What you have to do: Spot every line with the word "America" and return it.
• • •
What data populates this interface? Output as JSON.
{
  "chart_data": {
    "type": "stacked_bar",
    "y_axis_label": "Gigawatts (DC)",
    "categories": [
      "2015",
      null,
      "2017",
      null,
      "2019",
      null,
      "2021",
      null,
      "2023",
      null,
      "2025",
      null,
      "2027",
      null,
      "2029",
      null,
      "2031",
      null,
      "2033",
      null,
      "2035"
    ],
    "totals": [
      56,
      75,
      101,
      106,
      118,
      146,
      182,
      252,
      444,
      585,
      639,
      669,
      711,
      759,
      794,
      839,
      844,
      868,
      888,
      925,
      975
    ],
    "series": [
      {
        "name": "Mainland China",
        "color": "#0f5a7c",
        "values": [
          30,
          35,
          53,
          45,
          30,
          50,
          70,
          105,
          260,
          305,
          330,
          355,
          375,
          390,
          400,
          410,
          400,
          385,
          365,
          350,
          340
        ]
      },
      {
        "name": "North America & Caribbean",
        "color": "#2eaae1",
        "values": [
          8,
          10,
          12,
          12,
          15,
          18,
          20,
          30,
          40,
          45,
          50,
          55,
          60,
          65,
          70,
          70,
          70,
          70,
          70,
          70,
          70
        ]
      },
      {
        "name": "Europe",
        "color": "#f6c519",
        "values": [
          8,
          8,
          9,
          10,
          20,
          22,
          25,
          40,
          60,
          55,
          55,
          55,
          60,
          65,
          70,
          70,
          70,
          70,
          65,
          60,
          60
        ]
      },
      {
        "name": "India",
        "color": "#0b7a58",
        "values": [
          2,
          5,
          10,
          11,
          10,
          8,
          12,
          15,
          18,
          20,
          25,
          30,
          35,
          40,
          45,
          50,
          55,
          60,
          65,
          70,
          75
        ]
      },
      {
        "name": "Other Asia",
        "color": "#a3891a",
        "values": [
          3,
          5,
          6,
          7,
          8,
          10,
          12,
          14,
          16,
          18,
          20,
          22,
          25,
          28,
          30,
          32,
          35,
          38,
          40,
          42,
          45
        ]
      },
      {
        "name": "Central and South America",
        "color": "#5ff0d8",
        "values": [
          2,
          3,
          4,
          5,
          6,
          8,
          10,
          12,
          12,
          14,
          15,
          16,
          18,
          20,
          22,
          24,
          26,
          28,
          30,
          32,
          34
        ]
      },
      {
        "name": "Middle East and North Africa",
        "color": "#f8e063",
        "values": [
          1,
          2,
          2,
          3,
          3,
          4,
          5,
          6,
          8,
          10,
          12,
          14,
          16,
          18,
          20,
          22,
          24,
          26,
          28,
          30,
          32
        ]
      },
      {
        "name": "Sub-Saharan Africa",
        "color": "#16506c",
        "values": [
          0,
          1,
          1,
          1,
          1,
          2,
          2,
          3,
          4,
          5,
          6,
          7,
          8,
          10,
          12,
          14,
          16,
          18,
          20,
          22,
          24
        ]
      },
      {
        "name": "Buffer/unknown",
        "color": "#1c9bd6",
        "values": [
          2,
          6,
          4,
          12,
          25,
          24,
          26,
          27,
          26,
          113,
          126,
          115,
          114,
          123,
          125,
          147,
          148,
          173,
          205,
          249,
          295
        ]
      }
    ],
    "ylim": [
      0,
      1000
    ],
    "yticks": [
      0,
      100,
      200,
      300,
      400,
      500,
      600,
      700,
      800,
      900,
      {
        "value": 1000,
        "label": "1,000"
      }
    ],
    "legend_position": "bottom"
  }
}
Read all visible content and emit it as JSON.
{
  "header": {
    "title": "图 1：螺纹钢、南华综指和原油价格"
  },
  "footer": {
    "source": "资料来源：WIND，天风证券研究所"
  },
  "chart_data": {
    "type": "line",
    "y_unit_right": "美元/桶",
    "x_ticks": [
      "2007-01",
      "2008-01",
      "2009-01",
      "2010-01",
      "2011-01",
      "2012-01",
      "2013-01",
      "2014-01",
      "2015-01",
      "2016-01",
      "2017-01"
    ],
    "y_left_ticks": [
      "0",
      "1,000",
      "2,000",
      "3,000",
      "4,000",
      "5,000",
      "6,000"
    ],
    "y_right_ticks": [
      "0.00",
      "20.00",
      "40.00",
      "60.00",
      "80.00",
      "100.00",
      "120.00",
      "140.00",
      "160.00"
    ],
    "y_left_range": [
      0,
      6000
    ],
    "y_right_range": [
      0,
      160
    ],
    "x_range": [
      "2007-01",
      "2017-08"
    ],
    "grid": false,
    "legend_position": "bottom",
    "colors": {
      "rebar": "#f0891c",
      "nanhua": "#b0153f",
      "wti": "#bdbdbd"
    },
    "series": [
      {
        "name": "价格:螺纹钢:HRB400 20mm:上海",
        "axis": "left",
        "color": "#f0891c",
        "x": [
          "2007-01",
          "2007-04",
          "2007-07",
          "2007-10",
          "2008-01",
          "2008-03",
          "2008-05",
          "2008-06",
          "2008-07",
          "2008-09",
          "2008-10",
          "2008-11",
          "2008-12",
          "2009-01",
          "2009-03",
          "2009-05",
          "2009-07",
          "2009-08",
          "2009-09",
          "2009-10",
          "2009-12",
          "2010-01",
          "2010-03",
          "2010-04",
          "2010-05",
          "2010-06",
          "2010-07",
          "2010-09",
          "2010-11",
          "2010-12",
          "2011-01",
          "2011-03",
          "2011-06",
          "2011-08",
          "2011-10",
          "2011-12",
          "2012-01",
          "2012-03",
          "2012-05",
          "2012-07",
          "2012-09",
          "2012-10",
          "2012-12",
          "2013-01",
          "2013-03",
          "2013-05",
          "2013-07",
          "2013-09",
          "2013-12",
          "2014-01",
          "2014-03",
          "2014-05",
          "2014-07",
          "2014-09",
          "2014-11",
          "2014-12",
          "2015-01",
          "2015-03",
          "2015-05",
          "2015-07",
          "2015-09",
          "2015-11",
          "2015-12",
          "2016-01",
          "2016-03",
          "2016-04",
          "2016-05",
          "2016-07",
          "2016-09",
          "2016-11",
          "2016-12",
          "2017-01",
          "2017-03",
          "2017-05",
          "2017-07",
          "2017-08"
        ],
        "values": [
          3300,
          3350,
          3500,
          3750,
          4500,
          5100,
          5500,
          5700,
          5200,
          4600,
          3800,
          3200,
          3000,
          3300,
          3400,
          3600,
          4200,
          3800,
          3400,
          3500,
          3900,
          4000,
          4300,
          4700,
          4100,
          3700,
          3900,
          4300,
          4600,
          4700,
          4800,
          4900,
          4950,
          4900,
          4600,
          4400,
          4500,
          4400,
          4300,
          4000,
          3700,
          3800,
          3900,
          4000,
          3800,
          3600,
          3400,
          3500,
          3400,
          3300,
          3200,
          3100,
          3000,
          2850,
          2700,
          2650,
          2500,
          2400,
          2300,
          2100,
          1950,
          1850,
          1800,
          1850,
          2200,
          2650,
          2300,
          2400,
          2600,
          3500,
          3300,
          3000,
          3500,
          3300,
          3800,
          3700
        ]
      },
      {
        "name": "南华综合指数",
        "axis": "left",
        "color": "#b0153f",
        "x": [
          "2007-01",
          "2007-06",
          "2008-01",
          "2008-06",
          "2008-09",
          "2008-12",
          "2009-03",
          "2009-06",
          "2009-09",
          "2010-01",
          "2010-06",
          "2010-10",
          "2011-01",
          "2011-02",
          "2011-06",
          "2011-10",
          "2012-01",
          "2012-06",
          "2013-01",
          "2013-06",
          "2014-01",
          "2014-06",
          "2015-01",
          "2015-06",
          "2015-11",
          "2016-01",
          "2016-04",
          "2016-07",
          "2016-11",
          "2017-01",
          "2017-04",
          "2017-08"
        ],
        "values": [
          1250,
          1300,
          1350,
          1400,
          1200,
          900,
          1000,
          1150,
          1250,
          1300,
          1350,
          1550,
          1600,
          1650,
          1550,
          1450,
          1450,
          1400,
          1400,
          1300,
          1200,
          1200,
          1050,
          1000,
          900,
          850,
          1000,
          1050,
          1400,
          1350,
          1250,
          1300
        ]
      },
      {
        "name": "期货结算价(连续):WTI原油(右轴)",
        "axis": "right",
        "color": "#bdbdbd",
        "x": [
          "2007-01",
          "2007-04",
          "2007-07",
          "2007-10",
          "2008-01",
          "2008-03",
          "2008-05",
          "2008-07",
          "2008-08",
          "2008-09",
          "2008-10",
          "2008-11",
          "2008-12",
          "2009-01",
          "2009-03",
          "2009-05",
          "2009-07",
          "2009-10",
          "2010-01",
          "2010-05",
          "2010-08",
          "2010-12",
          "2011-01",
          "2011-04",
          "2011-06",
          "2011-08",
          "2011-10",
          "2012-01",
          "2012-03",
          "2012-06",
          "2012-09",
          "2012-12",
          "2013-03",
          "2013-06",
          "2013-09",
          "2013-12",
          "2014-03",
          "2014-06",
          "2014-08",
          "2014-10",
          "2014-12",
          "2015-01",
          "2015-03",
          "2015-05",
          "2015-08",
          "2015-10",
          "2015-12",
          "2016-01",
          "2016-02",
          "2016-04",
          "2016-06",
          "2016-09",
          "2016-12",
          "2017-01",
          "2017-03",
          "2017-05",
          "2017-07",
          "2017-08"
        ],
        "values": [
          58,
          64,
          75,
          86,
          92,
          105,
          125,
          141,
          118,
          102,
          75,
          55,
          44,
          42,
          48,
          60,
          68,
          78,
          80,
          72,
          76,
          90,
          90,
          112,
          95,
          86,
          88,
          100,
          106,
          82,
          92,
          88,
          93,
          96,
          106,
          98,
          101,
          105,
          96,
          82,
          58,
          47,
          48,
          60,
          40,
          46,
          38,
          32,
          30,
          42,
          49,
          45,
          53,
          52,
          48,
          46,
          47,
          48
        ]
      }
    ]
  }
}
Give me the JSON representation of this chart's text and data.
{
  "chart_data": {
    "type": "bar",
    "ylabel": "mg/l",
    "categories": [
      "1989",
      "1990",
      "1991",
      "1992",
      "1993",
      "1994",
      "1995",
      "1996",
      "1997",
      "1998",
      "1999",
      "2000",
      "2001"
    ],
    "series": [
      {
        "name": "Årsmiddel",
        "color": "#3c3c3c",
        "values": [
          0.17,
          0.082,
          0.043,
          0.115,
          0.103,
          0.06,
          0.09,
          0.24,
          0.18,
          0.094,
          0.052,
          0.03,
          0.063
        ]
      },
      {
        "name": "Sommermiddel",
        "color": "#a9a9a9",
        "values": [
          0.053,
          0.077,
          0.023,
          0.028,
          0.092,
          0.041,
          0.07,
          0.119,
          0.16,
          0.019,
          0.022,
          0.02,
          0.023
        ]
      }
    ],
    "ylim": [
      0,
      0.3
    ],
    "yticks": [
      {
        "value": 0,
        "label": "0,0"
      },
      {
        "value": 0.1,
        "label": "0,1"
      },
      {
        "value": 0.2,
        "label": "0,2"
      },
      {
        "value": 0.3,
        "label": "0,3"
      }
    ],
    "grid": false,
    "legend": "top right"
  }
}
• • •
Written solution:
        "name": "North America & Caribbean",
        "name": "Central and South America",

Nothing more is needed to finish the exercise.